[Data entries]
>> begin

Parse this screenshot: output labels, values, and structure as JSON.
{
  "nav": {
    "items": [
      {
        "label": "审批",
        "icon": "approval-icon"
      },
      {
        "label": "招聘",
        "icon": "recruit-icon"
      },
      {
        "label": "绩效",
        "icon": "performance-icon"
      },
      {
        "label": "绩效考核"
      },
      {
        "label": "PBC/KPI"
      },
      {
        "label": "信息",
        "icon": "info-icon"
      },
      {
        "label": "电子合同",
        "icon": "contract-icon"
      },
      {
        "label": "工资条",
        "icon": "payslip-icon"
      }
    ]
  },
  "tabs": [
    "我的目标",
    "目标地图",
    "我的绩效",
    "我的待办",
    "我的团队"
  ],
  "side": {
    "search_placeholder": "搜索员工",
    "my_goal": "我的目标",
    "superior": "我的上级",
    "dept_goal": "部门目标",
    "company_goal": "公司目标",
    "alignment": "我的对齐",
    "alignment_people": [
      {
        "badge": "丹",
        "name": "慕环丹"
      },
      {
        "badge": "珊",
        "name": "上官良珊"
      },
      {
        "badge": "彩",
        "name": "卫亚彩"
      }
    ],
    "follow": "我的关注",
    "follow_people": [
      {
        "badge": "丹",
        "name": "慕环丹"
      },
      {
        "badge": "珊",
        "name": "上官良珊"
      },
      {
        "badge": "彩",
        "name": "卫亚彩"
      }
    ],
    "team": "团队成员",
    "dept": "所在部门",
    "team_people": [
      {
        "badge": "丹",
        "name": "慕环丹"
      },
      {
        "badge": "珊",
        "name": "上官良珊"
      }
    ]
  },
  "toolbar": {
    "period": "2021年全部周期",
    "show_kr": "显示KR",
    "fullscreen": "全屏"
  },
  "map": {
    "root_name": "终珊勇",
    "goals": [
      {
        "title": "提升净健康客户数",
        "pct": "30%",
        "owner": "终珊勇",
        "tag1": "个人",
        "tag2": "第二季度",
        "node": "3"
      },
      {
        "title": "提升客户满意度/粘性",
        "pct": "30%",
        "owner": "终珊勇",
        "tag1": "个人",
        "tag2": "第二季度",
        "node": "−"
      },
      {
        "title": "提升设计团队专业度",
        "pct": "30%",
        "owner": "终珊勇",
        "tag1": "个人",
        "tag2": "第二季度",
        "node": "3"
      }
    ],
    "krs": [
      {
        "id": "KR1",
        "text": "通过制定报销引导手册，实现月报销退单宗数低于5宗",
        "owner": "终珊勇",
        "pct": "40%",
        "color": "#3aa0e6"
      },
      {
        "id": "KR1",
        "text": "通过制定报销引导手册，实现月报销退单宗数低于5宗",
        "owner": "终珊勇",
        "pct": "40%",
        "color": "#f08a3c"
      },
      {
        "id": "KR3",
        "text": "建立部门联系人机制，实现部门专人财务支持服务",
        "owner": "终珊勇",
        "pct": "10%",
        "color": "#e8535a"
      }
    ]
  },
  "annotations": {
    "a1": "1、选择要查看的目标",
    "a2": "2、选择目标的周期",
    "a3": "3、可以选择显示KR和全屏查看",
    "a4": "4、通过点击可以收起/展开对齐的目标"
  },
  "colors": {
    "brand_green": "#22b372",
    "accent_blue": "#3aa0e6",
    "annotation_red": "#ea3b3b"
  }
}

>> end

### [WORK REQUIRED]
Pull out each line containing the word "title" and copy it.

### [EXERCISE RESULT]
        "title": "提升净健康客户数",
        "title": "提升客户满意度/粘性",
        "title": "提升设计团队专业度",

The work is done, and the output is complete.